## TASK DETAILS
Transcribe each line of the records below exactly, excluding any embedded images.

** Begin DATA RECORDS **

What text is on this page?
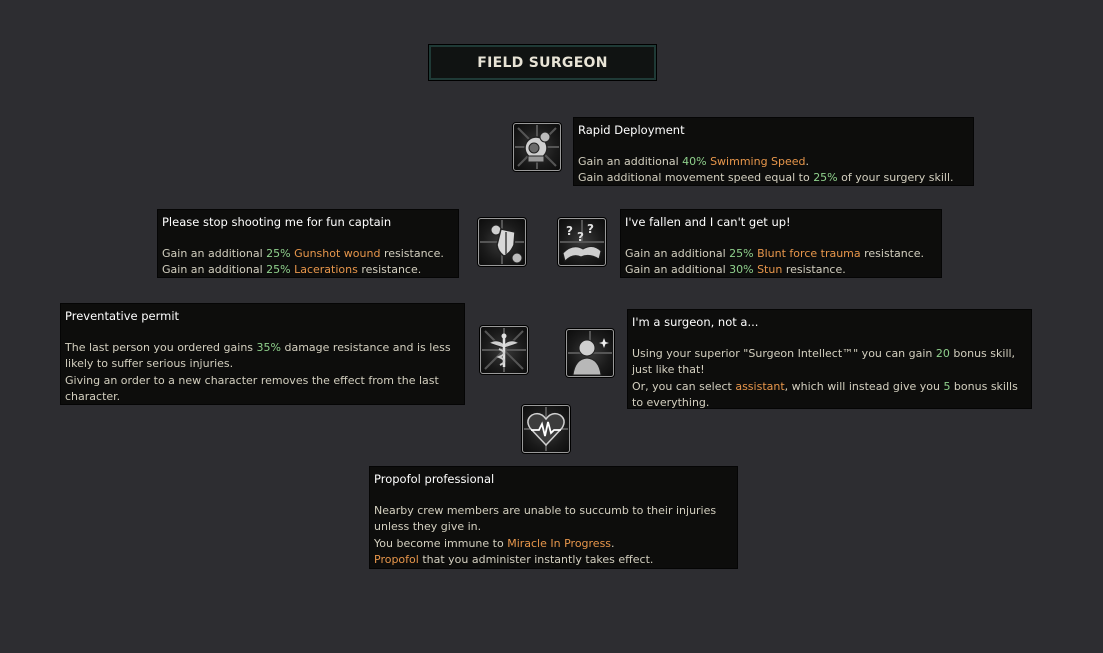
FIELD SURGEON
? ?
?
Rapid Deployment
Gain an additional 40% Swimming Speed.
Gain additional movement speed equal to 25% of your surgery skill.
Please stop shooting me for fun captain
Gain an additional 25% Gunshot wound resistance.
Gain an additional 25% Lacerations resistance.
I've fallen and I can't get up!
Gain an additional 25% Blunt force trauma resistance.
Gain an additional 30% Stun resistance.
Preventative permit
The last person you ordered gains 35% damage resistance and is less likely to suffer serious injuries.
Giving an order to a new character removes the effect from the last character.
I'm a surgeon, not a...
Using your superior "Surgeon Intellect™" you can gain 20 bonus skill, just like that!
Or, you can select assistant, which will instead give you 5 bonus skills to everything.
Propofol professional
Nearby crew members are unable to succumb to their injuries unless they give in.
You become immune to Miracle In Progress.
Propofol that you administer instantly takes effect.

** End DATA RECORDS **

## OUTPUT OF THE EXERCISE
What text is on this page?
FIELD SURGEON
? ?
?
Rapid Deployment
Gain an additional 40% Swimming Speed.
Gain additional movement speed equal to 25% of your surgery skill.
Please stop shooting me for fun captain
Gain an additional 25% Gunshot wound resistance.
Gain an additional 25% Lacerations resistance.
I've fallen and I can't get up!
Gain an additional 25% Blunt force trauma resistance.
Gain an additional 30% Stun resistance.
Preventative permit
The last person you ordered gains 35% damage resistance and is less likely to suffer serious injuries.
Giving an order to a new character removes the effect from the last character.
I'm a surgeon, not a...
Using your superior "Surgeon Intellect™" you can gain 20 bonus skill, just like that!
Or, you can select assistant, which will instead give you 5 bonus skills to everything.
Propofol professional
Nearby crew members are unable to succumb to their injuries unless they give in.
You become immune to Miracle In Progress.
Propofol that you administer instantly takes effect.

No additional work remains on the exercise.